Work required:
Provide an exact transcription of all the records.

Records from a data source
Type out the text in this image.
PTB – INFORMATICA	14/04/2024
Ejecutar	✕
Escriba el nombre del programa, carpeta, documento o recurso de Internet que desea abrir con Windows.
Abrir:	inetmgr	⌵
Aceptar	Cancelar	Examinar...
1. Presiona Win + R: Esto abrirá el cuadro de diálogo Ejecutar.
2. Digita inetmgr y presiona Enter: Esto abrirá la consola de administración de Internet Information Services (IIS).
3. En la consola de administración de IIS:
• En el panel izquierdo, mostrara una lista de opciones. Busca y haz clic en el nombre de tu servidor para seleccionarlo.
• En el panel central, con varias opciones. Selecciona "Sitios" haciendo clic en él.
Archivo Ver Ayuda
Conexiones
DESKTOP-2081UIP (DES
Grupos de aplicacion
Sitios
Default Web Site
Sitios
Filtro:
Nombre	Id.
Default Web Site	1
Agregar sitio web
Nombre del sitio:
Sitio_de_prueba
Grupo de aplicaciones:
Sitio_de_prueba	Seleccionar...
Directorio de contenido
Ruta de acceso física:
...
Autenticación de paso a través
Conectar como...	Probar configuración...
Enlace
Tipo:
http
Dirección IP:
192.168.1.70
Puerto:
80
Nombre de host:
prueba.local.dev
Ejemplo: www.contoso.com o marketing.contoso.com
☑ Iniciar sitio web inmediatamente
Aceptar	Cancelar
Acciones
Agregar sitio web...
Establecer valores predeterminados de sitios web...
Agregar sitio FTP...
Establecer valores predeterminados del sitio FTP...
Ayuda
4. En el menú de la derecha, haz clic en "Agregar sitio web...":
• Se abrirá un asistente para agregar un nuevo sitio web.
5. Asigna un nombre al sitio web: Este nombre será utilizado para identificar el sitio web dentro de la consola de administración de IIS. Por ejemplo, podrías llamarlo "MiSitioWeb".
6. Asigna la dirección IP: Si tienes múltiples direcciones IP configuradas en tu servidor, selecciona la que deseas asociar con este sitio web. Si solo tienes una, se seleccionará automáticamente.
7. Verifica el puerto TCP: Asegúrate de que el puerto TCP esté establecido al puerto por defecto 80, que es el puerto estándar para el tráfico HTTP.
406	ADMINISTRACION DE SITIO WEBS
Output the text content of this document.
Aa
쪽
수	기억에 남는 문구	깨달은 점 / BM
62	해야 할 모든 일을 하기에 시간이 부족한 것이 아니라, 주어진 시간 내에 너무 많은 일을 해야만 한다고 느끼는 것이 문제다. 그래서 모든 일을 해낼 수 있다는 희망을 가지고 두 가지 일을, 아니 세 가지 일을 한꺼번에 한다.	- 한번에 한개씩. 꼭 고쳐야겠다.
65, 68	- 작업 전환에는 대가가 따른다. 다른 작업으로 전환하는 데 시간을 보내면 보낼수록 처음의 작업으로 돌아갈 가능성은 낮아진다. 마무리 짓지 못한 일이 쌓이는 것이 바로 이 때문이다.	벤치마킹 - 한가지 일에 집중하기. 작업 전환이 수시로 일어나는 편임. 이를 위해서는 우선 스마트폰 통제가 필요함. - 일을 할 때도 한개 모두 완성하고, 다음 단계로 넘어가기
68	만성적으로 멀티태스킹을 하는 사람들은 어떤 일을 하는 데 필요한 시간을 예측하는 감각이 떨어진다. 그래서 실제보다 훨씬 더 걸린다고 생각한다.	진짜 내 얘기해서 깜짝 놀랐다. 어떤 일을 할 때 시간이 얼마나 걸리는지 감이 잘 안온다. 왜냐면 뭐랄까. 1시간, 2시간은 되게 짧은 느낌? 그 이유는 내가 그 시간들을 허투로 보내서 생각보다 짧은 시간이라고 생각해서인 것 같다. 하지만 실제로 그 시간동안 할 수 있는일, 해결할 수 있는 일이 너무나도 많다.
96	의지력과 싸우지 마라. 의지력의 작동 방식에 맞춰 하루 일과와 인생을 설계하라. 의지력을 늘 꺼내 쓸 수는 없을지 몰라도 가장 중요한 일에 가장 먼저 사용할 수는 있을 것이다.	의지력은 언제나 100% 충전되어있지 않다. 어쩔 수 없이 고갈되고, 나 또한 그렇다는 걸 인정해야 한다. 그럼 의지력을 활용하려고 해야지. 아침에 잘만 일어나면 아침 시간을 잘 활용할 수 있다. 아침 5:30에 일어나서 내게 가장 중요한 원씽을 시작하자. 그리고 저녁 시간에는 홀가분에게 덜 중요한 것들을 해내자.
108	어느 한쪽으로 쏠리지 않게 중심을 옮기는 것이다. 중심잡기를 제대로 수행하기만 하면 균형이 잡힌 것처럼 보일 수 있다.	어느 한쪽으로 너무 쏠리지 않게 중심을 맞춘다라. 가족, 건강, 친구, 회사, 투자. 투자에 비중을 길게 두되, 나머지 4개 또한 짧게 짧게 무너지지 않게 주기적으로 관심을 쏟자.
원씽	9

Answer to this problem:
Type out the text in this image.
PTB – INFORMATICA	14/04/2024
Ejecutar	✕
Escriba el nombre del programa, carpeta, documento o recurso de Internet que desea abrir con Windows.
Abrir:	inetmgr	⌵
Aceptar	Cancelar	Examinar...
1. Presiona Win + R: Esto abrirá el cuadro de diálogo Ejecutar.
2. Digita inetmgr y presiona Enter: Esto abrirá la consola de administración de Internet Information Services (IIS).
3. En la consola de administración de IIS:
• En el panel izquierdo, mostrara una lista de opciones. Busca y haz clic en el nombre de tu servidor para seleccionarlo.
• En el panel central, con varias opciones. Selecciona "Sitios" haciendo clic en él.
Archivo Ver Ayuda
Conexiones
DESKTOP-2081UIP (DES
Grupos de aplicacion
Sitios
Default Web Site
Sitios
Filtro:
Nombre	Id.
Default Web Site	1
Agregar sitio web
Nombre del sitio:
Sitio_de_prueba
Grupo de aplicaciones:
Sitio_de_prueba	Seleccionar...
Directorio de contenido
Ruta de acceso física:
...
Autenticación de paso a través
Conectar como...	Probar configuración...
Enlace
Tipo:
http
Dirección IP:
192.168.1.70
Puerto:
80
Nombre de host:
prueba.local.dev
Ejemplo: www.contoso.com o marketing.contoso.com
☑ Iniciar sitio web inmediatamente
Aceptar	Cancelar
Acciones
Agregar sitio web...
Establecer valores predeterminados de sitios web...
Agregar sitio FTP...
Establecer valores predeterminados del sitio FTP...
Ayuda
4. En el menú de la derecha, haz clic en "Agregar sitio web...":
• Se abrirá un asistente para agregar un nuevo sitio web.
5. Asigna un nombre al sitio web: Este nombre será utilizado para identificar el sitio web dentro de la consola de administración de IIS. Por ejemplo, podrías llamarlo "MiSitioWeb".
6. Asigna la dirección IP: Si tienes múltiples direcciones IP configuradas en tu servidor, selecciona la que deseas asociar con este sitio web. Si solo tienes una, se seleccionará automáticamente.
7. Verifica el puerto TCP: Asegúrate de que el puerto TCP esté establecido al puerto por defecto 80, que es el puerto estándar para el tráfico HTTP.
406	ADMINISTRACION DE SITIO WEBS
Output the text content of this document.
Aa
쪽
수	기억에 남는 문구	깨달은 점 / BM
62	해야 할 모든 일을 하기에 시간이 부족한 것이 아니라, 주어진 시간 내에 너무 많은 일을 해야만 한다고 느끼는 것이 문제다. 그래서 모든 일을 해낼 수 있다는 희망을 가지고 두 가지 일을, 아니 세 가지 일을 한꺼번에 한다.	- 한번에 한개씩. 꼭 고쳐야겠다.
65, 68	- 작업 전환에는 대가가 따른다. 다른 작업으로 전환하는 데 시간을 보내면 보낼수록 처음의 작업으로 돌아갈 가능성은 낮아진다. 마무리 짓지 못한 일이 쌓이는 것이 바로 이 때문이다.	벤치마킹 - 한가지 일에 집중하기. 작업 전환이 수시로 일어나는 편임. 이를 위해서는 우선 스마트폰 통제가 필요함. - 일을 할 때도 한개 모두 완성하고, 다음 단계로 넘어가기
68	만성적으로 멀티태스킹을 하는 사람들은 어떤 일을 하는 데 필요한 시간을 예측하는 감각이 떨어진다. 그래서 실제보다 훨씬 더 걸린다고 생각한다.	진짜 내 얘기해서 깜짝 놀랐다. 어떤 일을 할 때 시간이 얼마나 걸리는지 감이 잘 안온다. 왜냐면 뭐랄까. 1시간, 2시간은 되게 짧은 느낌? 그 이유는 내가 그 시간들을 허투로 보내서 생각보다 짧은 시간이라고 생각해서인 것 같다. 하지만 실제로 그 시간동안 할 수 있는일, 해결할 수 있는 일이 너무나도 많다.
96	의지력과 싸우지 마라. 의지력의 작동 방식에 맞춰 하루 일과와 인생을 설계하라. 의지력을 늘 꺼내 쓸 수는 없을지 몰라도 가장 중요한 일에 가장 먼저 사용할 수는 있을 것이다.	의지력은 언제나 100% 충전되어있지 않다. 어쩔 수 없이 고갈되고, 나 또한 그렇다는 걸 인정해야 한다. 그럼 의지력을 활용하려고 해야지. 아침에 잘만 일어나면 아침 시간을 잘 활용할 수 있다. 아침 5:30에 일어나서 내게 가장 중요한 원씽을 시작하자. 그리고 저녁 시간에는 홀가분에게 덜 중요한 것들을 해내자.
108	어느 한쪽으로 쏠리지 않게 중심을 옮기는 것이다. 중심잡기를 제대로 수행하기만 하면 균형이 잡힌 것처럼 보일 수 있다.	어느 한쪽으로 너무 쏠리지 않게 중심을 맞춘다라. 가족, 건강, 친구, 회사, 투자. 투자에 비중을 길게 두되, 나머지 4개 또한 짧게 짧게 무너지지 않게 주기적으로 관심을 쏟자.
원씽	9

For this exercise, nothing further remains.